- Set exercise
In this exercise, reproduce all the entries that follow exactly.

-- Start Material for this exercise --

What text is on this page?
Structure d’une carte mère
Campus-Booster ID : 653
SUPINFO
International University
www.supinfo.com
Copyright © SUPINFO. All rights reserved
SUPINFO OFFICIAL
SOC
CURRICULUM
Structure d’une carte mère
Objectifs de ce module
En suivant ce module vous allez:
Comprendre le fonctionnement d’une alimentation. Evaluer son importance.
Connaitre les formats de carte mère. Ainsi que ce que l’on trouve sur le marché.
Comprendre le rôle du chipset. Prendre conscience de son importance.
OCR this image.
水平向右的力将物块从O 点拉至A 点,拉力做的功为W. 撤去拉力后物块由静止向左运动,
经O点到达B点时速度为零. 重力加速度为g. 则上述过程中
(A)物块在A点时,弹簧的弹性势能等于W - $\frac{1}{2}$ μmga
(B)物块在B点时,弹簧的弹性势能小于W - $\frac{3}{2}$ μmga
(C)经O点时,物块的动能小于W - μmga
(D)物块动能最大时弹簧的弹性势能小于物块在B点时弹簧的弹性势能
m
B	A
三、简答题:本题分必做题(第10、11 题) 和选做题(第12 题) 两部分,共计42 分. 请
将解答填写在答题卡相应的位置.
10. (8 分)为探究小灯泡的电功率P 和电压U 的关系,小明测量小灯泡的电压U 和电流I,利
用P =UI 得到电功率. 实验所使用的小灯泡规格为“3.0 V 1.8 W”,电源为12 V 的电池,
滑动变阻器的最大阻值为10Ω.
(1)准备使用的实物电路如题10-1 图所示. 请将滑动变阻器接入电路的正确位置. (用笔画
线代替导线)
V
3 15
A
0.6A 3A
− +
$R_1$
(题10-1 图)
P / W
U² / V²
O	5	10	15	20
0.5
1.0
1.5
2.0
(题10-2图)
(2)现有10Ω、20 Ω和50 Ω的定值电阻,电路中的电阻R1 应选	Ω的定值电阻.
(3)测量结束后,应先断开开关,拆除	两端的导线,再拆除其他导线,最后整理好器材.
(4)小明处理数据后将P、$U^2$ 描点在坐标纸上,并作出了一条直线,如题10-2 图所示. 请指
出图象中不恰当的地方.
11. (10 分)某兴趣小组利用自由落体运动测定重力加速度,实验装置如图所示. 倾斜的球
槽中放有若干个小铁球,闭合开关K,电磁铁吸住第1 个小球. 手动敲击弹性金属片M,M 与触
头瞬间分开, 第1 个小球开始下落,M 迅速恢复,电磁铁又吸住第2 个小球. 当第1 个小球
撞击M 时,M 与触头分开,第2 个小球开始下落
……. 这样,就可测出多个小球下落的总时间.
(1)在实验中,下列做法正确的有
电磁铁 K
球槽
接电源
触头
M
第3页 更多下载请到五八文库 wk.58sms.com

-- End Material for this exercise --

- Exercise solution
What text is on this page?
Structure d’une carte mère
Campus-Booster ID : 653
SUPINFO
International University
www.supinfo.com
Copyright © SUPINFO. All rights reserved
SUPINFO OFFICIAL
SOC
CURRICULUM
Structure d’une carte mère
Objectifs de ce module
En suivant ce module vous allez:
Comprendre le fonctionnement d’une alimentation. Evaluer son importance.
Connaitre les formats de carte mère. Ainsi que ce que l’on trouve sur le marché.
Comprendre le rôle du chipset. Prendre conscience de son importance.
OCR this image.
水平向右的力将物块从O 点拉至A 点,拉力做的功为W. 撤去拉力后物块由静止向左运动,
经O点到达B点时速度为零. 重力加速度为g. 则上述过程中
(A)物块在A点时,弹簧的弹性势能等于W - $\frac{1}{2}$ μmga
(B)物块在B点时,弹簧的弹性势能小于W - $\frac{3}{2}$ μmga
(C)经O点时,物块的动能小于W - μmga
(D)物块动能最大时弹簧的弹性势能小于物块在B点时弹簧的弹性势能
m
B	A
三、简答题:本题分必做题(第10、11 题) 和选做题(第12 题) 两部分,共计42 分. 请
将解答填写在答题卡相应的位置.
10. (8 分)为探究小灯泡的电功率P 和电压U 的关系,小明测量小灯泡的电压U 和电流I,利
用P =UI 得到电功率. 实验所使用的小灯泡规格为“3.0 V 1.8 W”,电源为12 V 的电池,
滑动变阻器的最大阻值为10Ω.
(1)准备使用的实物电路如题10-1 图所示. 请将滑动变阻器接入电路的正确位置. (用笔画
线代替导线)
V
3 15
A
0.6A 3A
− +
$R_1$
(题10-1 图)
P / W
U² / V²
O	5	10	15	20
0.5
1.0
1.5
2.0
(题10-2图)
(2)现有10Ω、20 Ω和50 Ω的定值电阻,电路中的电阻R1 应选	Ω的定值电阻.
(3)测量结束后,应先断开开关,拆除	两端的导线,再拆除其他导线,最后整理好器材.
(4)小明处理数据后将P、$U^2$ 描点在坐标纸上,并作出了一条直线,如题10-2 图所示. 请指
出图象中不恰当的地方.
11. (10 分)某兴趣小组利用自由落体运动测定重力加速度,实验装置如图所示. 倾斜的球
槽中放有若干个小铁球,闭合开关K,电磁铁吸住第1 个小球. 手动敲击弹性金属片M,M 与触
头瞬间分开, 第1 个小球开始下落,M 迅速恢复,电磁铁又吸住第2 个小球. 当第1 个小球
撞击M 时,M 与触头分开,第2 个小球开始下落
……. 这样,就可测出多个小球下落的总时间.
(1)在实验中,下列做法正确的有
电磁铁 K
球槽
接电源
触头
M
第3页 更多下载请到五八文库 wk.58sms.com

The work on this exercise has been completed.